Altsachsen's members value the art of rhetoric. The tradition is kept alive by both impromptu or "stand-up and talk" speeches (Stegreifrede in German) as well as elaborate platform presentations typical of industry and academia. All members must present a significant number of such talks and are graded on their presentation skills. In order to become a full member, pledge members must pass a curriculum of predetermined talks in front of their peers and guests.

Activity and responsibility are two fundamental expectations for fraternity members. With the goal to achieve members who are prepared to become active leaders in society, every Corps brother is expected to hold a leadership position at least once for a term ("Semester") while a student. Members are further encouraged to organize internal and open fraternity events that draw attention from other fraternities and guests from industry, academia, politics and other active societies. Allocating the necessary resources appropriately and living up to set expectations teaches responsibility. All members must show active participation in the regular fraternity Convents, providing the foundation for the fraternity's members to meet and discuss past, present and future developments. Decisions are cast in a democratic manner, sometimes after intense debates. Participation at such Convents teaches a better understanding of proper argumentation, group dynamics and critical analysis of other members' views, plans and arguments, thereby preparing its participants to become active members of society. Similarly, every member must finish his higher educational degree with good academic standing in order to advance to the status of Alter Herr (alumnus).

## Dataset:
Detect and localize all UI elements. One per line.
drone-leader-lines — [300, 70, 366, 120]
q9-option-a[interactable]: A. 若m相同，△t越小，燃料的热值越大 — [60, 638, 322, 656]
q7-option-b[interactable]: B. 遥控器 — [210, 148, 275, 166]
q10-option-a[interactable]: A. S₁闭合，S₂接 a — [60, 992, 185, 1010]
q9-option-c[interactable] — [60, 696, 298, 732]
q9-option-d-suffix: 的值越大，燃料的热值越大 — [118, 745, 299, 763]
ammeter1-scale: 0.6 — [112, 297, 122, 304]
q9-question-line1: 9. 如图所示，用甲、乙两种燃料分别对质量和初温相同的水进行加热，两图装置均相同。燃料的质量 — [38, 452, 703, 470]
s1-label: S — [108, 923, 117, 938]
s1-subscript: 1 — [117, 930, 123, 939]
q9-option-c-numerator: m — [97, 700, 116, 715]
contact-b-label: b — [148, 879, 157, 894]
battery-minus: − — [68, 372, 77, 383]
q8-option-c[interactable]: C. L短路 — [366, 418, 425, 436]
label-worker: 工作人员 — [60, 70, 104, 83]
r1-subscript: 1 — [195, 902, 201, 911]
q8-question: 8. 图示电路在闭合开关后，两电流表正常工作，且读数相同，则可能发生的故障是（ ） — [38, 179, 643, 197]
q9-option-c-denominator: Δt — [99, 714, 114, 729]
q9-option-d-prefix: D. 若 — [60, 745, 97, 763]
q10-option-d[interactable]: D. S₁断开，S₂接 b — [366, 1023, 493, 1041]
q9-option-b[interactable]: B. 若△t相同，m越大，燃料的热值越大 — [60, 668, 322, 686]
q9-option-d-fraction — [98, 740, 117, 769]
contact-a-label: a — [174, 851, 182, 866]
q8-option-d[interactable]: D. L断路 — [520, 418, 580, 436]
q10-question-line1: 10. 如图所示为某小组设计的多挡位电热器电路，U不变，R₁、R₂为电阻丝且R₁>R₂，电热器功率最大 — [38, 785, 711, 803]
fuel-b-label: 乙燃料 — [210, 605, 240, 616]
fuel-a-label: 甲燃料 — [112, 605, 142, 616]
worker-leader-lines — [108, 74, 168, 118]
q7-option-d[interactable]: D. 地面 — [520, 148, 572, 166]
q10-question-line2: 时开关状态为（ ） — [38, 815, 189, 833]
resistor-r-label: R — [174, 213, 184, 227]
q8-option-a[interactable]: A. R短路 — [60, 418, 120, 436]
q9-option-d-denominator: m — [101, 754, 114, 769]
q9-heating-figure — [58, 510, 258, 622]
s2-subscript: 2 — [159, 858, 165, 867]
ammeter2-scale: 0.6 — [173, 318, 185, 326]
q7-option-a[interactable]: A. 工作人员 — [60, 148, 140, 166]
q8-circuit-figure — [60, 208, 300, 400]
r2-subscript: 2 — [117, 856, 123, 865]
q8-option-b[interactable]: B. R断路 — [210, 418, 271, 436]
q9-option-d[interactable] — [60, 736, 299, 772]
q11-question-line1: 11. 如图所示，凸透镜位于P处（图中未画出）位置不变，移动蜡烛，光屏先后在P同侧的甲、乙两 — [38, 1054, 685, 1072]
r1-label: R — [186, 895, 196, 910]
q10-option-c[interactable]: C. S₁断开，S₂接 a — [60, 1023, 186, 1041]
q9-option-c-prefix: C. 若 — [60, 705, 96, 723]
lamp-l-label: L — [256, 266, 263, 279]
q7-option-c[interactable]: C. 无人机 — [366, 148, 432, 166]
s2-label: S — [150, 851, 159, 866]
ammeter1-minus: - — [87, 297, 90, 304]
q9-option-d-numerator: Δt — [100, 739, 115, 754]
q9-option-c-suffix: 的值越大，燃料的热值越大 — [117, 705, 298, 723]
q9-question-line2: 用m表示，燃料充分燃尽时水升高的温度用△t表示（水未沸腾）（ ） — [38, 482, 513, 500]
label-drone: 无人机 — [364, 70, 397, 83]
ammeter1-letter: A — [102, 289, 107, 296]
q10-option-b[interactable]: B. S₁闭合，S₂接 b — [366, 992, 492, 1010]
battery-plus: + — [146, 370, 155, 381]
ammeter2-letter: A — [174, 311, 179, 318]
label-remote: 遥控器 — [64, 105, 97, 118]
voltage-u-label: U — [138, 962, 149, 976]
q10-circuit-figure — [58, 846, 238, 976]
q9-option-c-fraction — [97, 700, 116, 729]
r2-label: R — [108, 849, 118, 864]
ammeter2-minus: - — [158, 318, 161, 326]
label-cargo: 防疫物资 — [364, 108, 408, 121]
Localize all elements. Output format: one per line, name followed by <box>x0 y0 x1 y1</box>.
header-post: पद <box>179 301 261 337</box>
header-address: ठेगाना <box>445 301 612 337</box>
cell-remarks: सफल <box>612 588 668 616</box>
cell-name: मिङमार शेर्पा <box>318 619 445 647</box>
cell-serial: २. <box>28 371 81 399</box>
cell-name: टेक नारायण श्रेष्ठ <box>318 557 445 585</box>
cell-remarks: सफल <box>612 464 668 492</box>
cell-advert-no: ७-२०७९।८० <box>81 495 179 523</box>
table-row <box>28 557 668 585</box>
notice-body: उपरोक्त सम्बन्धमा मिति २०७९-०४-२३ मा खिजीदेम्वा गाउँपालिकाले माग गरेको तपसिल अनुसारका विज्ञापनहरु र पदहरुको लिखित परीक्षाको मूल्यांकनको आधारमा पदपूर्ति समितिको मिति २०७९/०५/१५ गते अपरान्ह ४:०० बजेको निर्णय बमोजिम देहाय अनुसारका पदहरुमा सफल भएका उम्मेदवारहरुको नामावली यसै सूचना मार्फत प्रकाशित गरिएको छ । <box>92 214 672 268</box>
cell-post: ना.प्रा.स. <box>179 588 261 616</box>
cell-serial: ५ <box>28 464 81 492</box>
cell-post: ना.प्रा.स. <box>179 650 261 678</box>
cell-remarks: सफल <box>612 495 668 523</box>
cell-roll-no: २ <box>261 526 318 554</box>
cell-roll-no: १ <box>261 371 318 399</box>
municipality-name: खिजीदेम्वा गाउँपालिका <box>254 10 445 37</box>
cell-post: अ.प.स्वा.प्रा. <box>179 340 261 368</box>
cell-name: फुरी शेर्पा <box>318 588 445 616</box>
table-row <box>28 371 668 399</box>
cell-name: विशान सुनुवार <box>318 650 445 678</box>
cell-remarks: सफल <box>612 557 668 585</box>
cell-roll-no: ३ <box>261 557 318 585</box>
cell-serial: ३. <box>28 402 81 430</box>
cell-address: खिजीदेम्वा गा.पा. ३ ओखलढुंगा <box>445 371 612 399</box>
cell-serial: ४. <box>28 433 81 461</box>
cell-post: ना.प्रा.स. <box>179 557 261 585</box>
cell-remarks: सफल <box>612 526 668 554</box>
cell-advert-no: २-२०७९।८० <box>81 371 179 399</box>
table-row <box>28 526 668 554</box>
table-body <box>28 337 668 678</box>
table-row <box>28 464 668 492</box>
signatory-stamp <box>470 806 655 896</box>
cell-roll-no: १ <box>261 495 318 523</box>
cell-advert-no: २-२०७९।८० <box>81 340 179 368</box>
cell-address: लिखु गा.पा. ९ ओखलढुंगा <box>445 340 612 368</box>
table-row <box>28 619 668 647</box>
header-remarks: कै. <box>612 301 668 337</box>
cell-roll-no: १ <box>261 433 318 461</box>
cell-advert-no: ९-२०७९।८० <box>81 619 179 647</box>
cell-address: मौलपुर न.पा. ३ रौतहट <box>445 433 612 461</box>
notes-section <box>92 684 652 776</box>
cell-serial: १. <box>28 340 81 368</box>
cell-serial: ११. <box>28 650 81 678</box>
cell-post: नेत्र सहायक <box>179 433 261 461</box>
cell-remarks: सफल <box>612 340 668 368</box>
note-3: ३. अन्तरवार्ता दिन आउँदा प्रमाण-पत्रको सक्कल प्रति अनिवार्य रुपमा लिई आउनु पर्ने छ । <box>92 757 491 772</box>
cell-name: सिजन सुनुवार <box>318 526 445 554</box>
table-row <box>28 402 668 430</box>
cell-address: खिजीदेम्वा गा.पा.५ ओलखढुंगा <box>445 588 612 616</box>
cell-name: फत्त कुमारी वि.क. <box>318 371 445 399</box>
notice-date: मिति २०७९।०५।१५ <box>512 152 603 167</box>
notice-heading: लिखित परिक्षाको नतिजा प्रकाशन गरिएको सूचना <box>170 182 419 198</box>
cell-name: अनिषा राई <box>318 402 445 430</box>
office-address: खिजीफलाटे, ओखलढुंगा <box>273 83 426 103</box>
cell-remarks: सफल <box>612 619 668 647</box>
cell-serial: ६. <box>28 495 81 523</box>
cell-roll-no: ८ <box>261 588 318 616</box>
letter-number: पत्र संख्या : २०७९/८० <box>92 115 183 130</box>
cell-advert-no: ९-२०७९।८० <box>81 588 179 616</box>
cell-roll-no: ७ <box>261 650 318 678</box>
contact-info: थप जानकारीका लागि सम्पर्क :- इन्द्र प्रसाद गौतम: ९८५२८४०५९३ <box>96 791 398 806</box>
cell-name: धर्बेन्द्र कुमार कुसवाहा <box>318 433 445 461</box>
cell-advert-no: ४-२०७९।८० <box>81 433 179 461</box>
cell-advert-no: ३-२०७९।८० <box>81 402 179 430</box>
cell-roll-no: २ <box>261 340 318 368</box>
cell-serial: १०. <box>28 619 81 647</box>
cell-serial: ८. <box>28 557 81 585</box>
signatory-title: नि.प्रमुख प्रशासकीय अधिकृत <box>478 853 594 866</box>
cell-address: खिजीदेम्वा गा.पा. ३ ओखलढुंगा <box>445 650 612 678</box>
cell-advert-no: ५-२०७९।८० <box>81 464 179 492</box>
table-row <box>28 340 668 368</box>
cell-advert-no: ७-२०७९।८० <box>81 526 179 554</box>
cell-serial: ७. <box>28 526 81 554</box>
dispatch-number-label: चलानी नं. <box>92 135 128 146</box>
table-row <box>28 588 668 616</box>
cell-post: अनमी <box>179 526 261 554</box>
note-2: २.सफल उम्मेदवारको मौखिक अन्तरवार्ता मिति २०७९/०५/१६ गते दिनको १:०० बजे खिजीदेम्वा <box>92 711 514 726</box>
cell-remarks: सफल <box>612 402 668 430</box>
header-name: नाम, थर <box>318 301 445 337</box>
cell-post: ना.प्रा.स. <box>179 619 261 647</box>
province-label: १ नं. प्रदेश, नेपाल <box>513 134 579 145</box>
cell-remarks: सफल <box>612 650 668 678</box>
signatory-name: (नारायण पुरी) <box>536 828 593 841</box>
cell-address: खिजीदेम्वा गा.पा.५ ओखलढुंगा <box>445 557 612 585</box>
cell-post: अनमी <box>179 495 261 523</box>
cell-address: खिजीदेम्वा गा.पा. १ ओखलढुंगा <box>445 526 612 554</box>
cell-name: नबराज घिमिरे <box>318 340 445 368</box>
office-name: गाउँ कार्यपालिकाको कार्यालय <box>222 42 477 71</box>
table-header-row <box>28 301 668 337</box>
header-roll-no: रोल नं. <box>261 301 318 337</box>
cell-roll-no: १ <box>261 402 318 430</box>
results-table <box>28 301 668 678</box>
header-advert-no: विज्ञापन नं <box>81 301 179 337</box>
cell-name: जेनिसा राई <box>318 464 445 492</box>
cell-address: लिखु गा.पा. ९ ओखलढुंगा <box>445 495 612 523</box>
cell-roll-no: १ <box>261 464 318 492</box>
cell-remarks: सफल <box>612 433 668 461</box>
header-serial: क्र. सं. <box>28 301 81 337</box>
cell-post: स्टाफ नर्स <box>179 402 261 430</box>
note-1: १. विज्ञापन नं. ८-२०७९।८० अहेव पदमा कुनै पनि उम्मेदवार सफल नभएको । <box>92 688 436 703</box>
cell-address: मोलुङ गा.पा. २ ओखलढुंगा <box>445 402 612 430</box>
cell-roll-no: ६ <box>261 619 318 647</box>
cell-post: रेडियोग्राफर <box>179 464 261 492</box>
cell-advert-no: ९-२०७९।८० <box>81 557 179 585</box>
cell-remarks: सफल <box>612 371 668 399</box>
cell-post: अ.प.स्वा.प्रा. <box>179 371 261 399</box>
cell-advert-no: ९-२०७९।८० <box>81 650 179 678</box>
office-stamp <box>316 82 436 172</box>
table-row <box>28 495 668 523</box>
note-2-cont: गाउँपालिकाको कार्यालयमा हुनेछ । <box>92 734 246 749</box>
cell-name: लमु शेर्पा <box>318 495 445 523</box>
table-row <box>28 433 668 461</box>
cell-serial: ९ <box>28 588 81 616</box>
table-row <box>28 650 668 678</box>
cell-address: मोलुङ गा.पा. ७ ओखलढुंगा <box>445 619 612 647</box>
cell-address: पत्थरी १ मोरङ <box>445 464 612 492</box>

## To do:
[1] Condense the paragraph of the Altsachsen passage that begins "Activity and responsibility are" into a bulleted list that keeps its main facts.
[2] Carry on the Altsachsen passage from its final sentence.

## Answers by task:
[1]
- Activity and responsibility are the two fundamental expectations for fraternity members.
- To prepare them as active leaders in society, every Corps brother is expected to hold a leadership position for at least one term ("Semester") while a student.
- Members are encouraged to organize internal and open events that draw other fraternities and guests from industry, academia, politics and other active societies. Allocating resources and meeting set expectations teaches responsibility.
- All members must actively participate in the regular Convents, where members discuss past, present and future developments. Decisions there are made democratically, sometimes after intense debate.
- The Convents teach proper argumentation, group dynamics and critical analysis of other members' views, plans and arguments.
- Every member must finish a higher educational degree with good academic standing to advance to Alter Herr (alumnus).

[2]
Long-term guidance is expected from and provided by said Alte Herren, who often remain very engaged and well connected with the fraternity. Every year at the end of May, student and alumni members of all German Student Corps meet in one of two cities (Weinheim and Bad Kösen) for three days to refresh their bonds with their fraternity and friends from the entire Corps network (WSC/KSCV). In addition to these international meetings once a year, alumni join the student members for multiple local meetings, lasting an evening or a weekend. These regular meetings result in strong bonds spanning the generations within the fraternity.

The object and purpose of the Corps was and still is solely the education of students to become a strong, free and cosmopolitan personality who is not held back by religious, racist, national, scientific or philosophical limitations of the mind. Three primary institutions within the fraternity aid with achieving this aim; including the Corpsconvent [regular council meetings of the Corps Brothers], the Kneipe [celebratory get-together of Corps Brothers with speeches, beer and songs], and today's Bestimmungsmensur [the event of academic fencing with sharp blades for the first or one of the first times], where the ones to fence are chosen on the basis of placing two equal opponents in front of each other. [...] This experience, and the intertwined need to overcome one's own fear, dedicated to the union of his Corps, and the connected strengthening of the sense of community aids the personal growth just as does taking a hit without losing one's stand and accepting the assessment of the Mensur by the own Corps Brothers.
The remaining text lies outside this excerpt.